## Instruction
State how many lines contain the string "Total", and write nothing else.

** Start Recorded data **

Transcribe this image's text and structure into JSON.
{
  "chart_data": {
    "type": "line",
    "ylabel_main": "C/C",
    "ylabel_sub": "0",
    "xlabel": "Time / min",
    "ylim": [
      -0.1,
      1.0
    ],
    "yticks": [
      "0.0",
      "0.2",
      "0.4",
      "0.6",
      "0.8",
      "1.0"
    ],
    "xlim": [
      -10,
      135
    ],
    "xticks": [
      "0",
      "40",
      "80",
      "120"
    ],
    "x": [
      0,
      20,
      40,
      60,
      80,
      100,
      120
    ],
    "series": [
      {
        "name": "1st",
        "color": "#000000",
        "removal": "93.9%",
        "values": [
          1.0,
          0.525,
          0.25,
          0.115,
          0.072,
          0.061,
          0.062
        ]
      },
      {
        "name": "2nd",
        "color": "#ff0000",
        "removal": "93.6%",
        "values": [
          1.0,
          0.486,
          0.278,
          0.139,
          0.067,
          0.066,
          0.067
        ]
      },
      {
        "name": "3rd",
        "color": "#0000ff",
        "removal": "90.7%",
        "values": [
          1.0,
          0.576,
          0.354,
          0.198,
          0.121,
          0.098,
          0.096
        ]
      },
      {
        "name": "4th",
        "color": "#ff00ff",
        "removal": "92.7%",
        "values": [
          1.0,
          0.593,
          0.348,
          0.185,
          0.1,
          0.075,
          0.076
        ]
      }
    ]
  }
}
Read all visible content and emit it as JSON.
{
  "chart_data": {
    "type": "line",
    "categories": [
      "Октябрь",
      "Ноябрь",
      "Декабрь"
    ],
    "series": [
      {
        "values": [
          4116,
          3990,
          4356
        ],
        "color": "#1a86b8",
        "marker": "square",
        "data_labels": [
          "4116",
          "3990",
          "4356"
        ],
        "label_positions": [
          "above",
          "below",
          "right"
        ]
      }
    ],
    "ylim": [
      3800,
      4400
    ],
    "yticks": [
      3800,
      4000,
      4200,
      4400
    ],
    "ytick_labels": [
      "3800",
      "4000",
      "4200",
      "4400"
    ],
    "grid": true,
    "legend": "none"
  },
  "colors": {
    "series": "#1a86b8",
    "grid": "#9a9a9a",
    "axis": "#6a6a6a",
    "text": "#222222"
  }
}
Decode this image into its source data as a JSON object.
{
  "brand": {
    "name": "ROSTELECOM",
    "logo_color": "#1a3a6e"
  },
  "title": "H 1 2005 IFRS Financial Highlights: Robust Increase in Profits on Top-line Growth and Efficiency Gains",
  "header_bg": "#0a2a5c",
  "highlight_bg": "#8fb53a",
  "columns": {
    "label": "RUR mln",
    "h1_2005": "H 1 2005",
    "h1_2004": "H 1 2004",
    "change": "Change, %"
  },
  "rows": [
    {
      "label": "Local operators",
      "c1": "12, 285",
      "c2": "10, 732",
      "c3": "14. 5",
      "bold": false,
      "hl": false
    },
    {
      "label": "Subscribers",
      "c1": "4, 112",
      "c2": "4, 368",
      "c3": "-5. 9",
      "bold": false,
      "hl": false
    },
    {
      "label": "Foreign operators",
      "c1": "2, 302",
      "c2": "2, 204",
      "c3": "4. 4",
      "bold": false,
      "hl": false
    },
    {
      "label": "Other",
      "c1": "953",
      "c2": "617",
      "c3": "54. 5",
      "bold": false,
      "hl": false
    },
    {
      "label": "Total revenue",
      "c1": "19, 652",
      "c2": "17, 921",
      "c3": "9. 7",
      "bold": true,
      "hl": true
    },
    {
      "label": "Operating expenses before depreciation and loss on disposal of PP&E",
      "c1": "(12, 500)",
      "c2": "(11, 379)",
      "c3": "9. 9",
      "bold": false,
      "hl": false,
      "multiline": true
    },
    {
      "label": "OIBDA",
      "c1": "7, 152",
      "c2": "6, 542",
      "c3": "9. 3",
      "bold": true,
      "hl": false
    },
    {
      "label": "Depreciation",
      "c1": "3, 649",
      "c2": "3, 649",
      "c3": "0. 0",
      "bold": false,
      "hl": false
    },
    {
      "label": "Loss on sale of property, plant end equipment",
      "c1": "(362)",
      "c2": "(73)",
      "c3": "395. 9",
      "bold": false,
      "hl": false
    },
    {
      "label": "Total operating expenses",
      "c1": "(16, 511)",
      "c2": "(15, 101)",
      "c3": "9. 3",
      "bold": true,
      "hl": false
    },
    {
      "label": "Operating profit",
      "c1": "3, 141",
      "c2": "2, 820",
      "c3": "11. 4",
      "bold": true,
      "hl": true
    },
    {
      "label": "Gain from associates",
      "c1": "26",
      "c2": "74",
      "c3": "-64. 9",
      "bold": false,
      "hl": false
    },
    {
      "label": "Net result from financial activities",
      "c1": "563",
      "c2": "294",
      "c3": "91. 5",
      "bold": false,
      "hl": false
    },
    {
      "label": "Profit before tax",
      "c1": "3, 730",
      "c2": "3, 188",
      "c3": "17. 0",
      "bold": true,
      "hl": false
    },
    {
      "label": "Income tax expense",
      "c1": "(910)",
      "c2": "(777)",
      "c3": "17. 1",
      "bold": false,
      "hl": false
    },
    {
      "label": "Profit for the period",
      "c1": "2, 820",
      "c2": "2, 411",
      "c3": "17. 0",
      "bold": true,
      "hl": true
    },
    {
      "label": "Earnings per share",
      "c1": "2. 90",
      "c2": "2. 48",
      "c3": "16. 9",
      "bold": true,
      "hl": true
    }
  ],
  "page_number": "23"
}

** End Recorded data **

## Task output
2